- Given request -
Search the material below for the string "предпринимателями" and list each line that holds it.

- Source material -

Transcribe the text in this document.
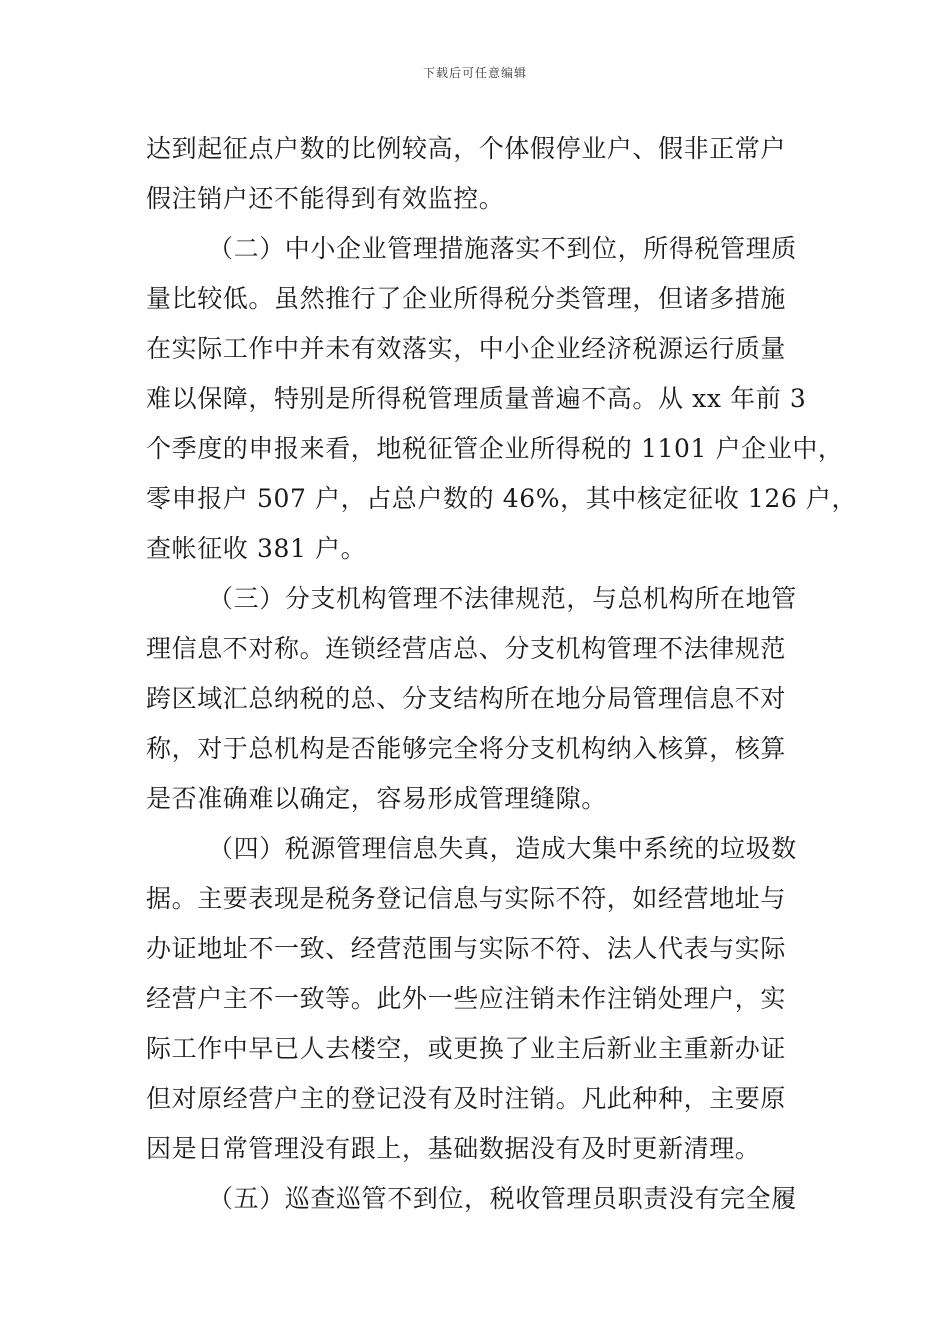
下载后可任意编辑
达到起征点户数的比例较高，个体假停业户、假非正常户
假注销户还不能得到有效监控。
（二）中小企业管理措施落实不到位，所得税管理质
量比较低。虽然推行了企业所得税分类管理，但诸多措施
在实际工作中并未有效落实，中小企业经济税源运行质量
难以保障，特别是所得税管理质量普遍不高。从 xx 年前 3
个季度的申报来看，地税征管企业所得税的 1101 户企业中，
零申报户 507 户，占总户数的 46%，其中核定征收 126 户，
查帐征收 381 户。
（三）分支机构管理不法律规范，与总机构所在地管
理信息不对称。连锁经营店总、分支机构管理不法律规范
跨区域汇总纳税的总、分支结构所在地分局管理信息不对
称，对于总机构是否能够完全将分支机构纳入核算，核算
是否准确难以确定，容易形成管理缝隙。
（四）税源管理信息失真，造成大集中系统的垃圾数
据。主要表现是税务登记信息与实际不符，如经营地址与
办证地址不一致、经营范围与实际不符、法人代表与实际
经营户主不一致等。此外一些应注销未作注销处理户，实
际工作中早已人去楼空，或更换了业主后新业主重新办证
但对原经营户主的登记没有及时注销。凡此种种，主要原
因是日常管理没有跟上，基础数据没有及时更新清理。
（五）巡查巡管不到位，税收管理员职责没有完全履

--

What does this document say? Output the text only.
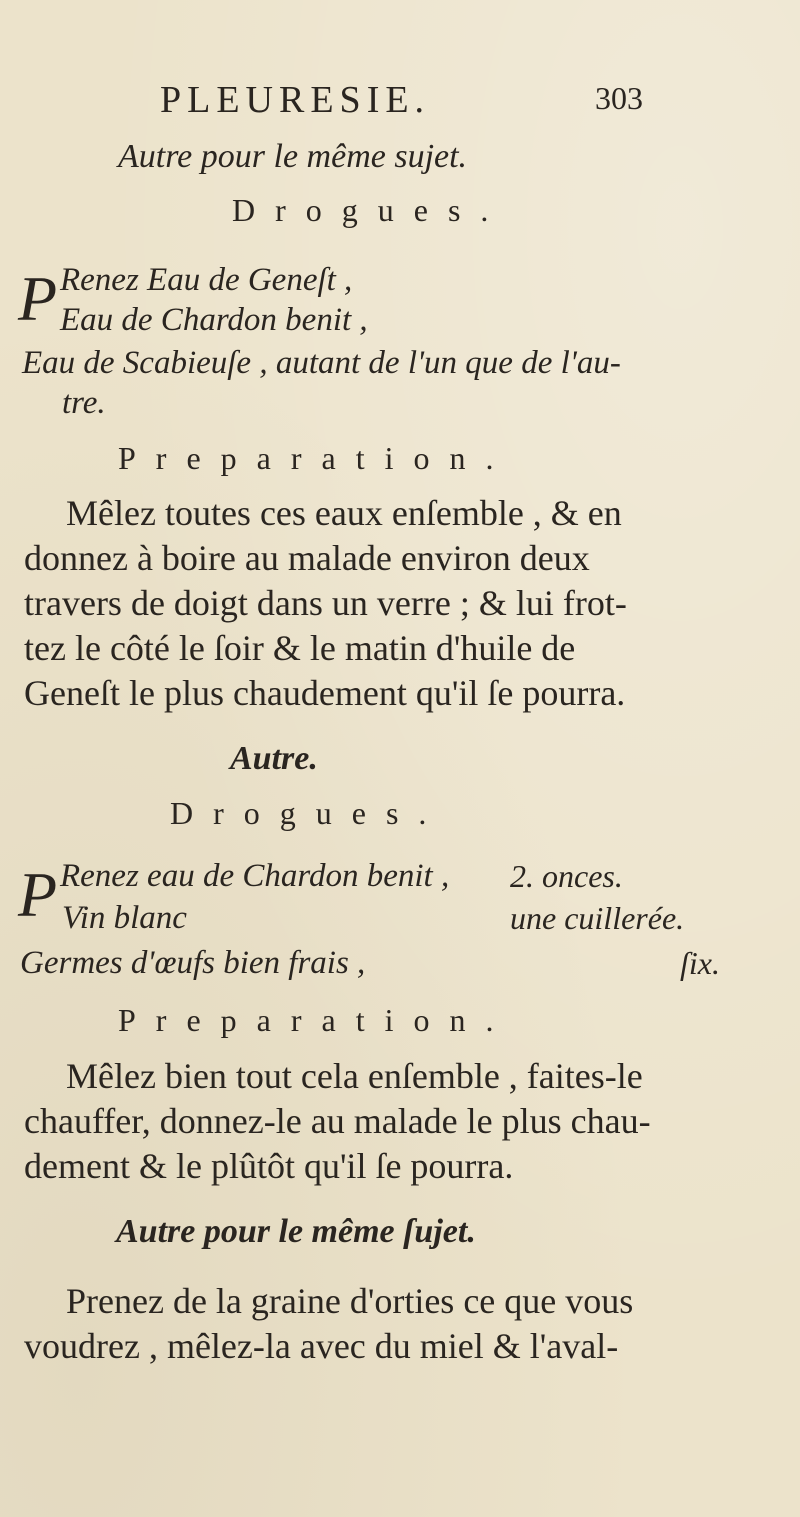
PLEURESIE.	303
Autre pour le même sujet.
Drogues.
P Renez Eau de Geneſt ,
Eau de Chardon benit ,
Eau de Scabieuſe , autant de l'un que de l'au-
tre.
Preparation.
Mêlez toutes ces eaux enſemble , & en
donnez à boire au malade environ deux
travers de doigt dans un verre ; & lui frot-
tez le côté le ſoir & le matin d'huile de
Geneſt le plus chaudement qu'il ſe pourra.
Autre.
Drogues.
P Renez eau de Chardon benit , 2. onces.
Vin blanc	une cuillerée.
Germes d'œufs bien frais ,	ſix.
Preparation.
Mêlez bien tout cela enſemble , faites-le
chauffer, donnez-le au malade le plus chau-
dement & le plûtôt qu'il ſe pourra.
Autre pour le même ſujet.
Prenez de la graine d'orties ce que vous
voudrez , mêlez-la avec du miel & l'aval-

...

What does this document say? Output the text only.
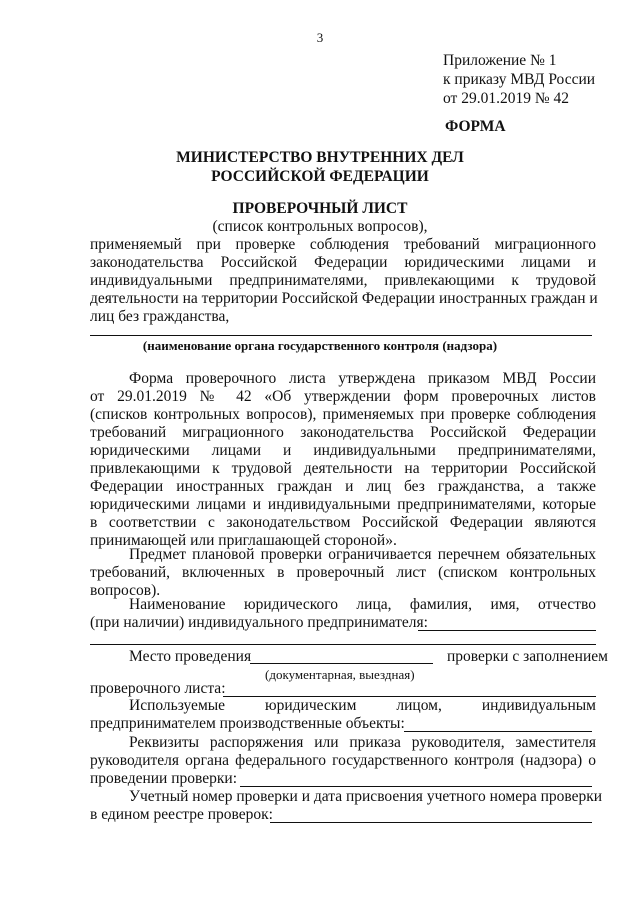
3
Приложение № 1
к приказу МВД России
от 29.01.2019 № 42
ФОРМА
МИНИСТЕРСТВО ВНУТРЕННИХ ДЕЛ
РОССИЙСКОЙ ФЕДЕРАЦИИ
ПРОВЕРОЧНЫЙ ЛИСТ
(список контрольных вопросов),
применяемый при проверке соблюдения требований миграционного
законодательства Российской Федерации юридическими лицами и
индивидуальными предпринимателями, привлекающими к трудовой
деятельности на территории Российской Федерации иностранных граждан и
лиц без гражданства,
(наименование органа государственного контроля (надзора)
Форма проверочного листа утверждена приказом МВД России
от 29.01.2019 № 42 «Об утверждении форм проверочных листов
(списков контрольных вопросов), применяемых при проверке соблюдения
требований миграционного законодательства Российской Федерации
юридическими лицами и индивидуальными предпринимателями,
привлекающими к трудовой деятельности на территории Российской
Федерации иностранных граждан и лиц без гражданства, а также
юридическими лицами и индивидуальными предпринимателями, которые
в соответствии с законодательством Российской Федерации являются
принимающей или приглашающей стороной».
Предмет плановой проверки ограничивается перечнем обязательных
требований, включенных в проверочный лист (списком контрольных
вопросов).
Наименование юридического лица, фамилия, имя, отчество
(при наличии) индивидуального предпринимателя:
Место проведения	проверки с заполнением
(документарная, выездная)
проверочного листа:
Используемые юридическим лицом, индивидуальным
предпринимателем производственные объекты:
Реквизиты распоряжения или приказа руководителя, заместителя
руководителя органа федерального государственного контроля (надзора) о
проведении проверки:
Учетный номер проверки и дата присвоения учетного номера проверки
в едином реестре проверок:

- Result of this task -
индивидуальными предпринимателями, привлекающими к трудовой
юридическими лицами и индивидуальными предпринимателями,
юридическими лицами и индивидуальными предпринимателями, которые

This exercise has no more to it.